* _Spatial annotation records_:
________________________________________
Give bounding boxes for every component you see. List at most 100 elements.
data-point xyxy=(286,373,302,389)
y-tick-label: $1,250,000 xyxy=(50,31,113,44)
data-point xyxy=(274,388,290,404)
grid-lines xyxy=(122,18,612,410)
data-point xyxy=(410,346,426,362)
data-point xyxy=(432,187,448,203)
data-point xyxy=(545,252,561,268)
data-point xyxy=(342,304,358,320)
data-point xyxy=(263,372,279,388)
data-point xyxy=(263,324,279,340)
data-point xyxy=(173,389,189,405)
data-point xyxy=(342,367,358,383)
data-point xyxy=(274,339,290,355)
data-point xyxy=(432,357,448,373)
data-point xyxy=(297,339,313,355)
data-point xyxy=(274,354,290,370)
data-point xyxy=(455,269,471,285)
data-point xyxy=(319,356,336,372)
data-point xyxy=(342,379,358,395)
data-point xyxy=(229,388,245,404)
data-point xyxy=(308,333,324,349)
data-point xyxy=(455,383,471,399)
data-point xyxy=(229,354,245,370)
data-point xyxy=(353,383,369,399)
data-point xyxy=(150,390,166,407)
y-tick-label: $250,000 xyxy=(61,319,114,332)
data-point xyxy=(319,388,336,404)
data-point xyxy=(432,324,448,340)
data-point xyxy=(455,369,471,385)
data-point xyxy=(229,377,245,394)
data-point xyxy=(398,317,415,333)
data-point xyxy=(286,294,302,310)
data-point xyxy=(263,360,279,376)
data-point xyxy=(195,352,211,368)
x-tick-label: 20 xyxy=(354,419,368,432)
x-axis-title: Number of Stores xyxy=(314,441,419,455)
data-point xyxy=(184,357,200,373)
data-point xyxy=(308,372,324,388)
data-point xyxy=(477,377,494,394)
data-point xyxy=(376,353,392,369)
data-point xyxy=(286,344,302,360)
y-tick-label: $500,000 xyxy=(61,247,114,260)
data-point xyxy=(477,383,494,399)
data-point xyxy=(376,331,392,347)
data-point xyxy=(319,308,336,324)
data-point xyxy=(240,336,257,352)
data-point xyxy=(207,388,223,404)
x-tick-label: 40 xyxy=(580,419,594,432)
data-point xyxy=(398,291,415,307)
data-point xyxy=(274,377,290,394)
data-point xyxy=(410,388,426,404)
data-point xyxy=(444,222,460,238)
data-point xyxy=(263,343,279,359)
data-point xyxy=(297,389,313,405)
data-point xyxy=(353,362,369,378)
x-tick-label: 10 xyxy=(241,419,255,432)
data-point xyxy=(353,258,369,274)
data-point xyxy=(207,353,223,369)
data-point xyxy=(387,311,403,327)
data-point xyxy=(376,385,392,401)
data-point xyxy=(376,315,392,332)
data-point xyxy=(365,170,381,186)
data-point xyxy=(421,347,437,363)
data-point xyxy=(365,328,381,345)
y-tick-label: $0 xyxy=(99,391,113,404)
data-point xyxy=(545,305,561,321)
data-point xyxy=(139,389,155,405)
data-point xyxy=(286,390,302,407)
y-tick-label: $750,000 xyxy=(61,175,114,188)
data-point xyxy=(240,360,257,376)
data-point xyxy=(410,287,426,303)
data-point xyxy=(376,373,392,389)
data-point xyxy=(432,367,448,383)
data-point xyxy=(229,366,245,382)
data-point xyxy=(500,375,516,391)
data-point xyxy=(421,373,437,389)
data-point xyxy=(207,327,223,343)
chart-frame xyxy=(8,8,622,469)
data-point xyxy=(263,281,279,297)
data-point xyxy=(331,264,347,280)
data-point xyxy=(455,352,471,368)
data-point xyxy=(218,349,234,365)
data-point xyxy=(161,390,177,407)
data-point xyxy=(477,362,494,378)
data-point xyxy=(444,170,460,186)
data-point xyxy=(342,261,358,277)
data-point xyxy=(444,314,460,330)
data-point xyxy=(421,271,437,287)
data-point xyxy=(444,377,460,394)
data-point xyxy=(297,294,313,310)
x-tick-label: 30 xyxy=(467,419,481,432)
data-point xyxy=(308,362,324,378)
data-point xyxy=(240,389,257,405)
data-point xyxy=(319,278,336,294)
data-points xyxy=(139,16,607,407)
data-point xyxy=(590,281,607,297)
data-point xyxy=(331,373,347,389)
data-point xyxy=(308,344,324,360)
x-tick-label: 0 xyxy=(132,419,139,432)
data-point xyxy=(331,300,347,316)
________________________________________
Reproduce the data above line for line, changing nothing.

Give bounding boxes for every component you see. List at most 100 elements.
data-point xyxy=(286,373,302,389)
y-tick-label: $1,250,000 xyxy=(50,31,113,44)
data-point xyxy=(274,388,290,404)
grid-lines xyxy=(122,18,612,410)
data-point xyxy=(410,346,426,362)
data-point xyxy=(432,187,448,203)
data-point xyxy=(545,252,561,268)
data-point xyxy=(342,304,358,320)
data-point xyxy=(263,372,279,388)
data-point xyxy=(263,324,279,340)
data-point xyxy=(173,389,189,405)
data-point xyxy=(342,367,358,383)
data-point xyxy=(274,339,290,355)
data-point xyxy=(432,357,448,373)
data-point xyxy=(297,339,313,355)
data-point xyxy=(274,354,290,370)
data-point xyxy=(455,269,471,285)
data-point xyxy=(319,356,336,372)
data-point xyxy=(342,379,358,395)
data-point xyxy=(229,388,245,404)
data-point xyxy=(308,333,324,349)
data-point xyxy=(455,383,471,399)
data-point xyxy=(229,354,245,370)
data-point xyxy=(353,383,369,399)
data-point xyxy=(150,390,166,407)
y-tick-label: $250,000 xyxy=(61,319,114,332)
data-point xyxy=(319,388,336,404)
data-point xyxy=(432,324,448,340)
data-point xyxy=(455,369,471,385)
data-point xyxy=(229,377,245,394)
data-point xyxy=(398,317,415,333)
data-point xyxy=(286,294,302,310)
data-point xyxy=(263,360,279,376)
data-point xyxy=(195,352,211,368)
x-tick-label: 20 xyxy=(354,419,368,432)
x-axis-title: Number of Stores xyxy=(314,441,419,455)
data-point xyxy=(184,357,200,373)
data-point xyxy=(308,372,324,388)
data-point xyxy=(477,377,494,394)
data-point xyxy=(376,353,392,369)
data-point xyxy=(286,344,302,360)
y-tick-label: $500,000 xyxy=(61,247,114,260)
data-point xyxy=(477,383,494,399)
data-point xyxy=(376,331,392,347)
data-point xyxy=(319,308,336,324)
data-point xyxy=(240,336,257,352)
data-point xyxy=(207,388,223,404)
x-tick-label: 40 xyxy=(580,419,594,432)
data-point xyxy=(398,291,415,307)
data-point xyxy=(274,377,290,394)
data-point xyxy=(410,388,426,404)
data-point xyxy=(444,222,460,238)
data-point xyxy=(263,343,279,359)
data-point xyxy=(297,389,313,405)
data-point xyxy=(353,362,369,378)
x-tick-label: 10 xyxy=(241,419,255,432)
data-point xyxy=(353,258,369,274)
data-point xyxy=(207,353,223,369)
data-point xyxy=(387,311,403,327)
data-point xyxy=(376,385,392,401)
data-point xyxy=(376,315,392,332)
data-point xyxy=(365,170,381,186)
data-point xyxy=(421,347,437,363)
data-point xyxy=(365,328,381,345)
y-tick-label: $0 xyxy=(99,391,113,404)
data-point xyxy=(545,305,561,321)
data-point xyxy=(139,389,155,405)
data-point xyxy=(286,390,302,407)
y-tick-label: $750,000 xyxy=(61,175,114,188)
data-point xyxy=(240,360,257,376)
data-point xyxy=(410,287,426,303)
data-point xyxy=(376,373,392,389)
data-point xyxy=(432,367,448,383)
data-point xyxy=(229,366,245,382)
data-point xyxy=(500,375,516,391)
data-point xyxy=(421,373,437,389)
data-point xyxy=(207,327,223,343)
chart-frame xyxy=(8,8,622,469)
data-point xyxy=(263,281,279,297)
data-point xyxy=(331,264,347,280)
data-point xyxy=(455,352,471,368)
data-point xyxy=(218,349,234,365)
data-point xyxy=(161,390,177,407)
data-point xyxy=(477,362,494,378)
data-point xyxy=(444,170,460,186)
data-point xyxy=(342,261,358,277)
data-point xyxy=(444,314,460,330)
data-point xyxy=(421,271,437,287)
data-point xyxy=(444,377,460,394)
data-point xyxy=(297,294,313,310)
x-tick-label: 30 xyxy=(467,419,481,432)
data-point xyxy=(308,362,324,378)
data-point xyxy=(240,389,257,405)
data-point xyxy=(319,278,336,294)
data-points xyxy=(139,16,607,407)
data-point xyxy=(590,281,607,297)
data-point xyxy=(331,373,347,389)
data-point xyxy=(308,344,324,360)
x-tick-label: 0 xyxy=(132,419,139,432)
data-point xyxy=(331,300,347,316)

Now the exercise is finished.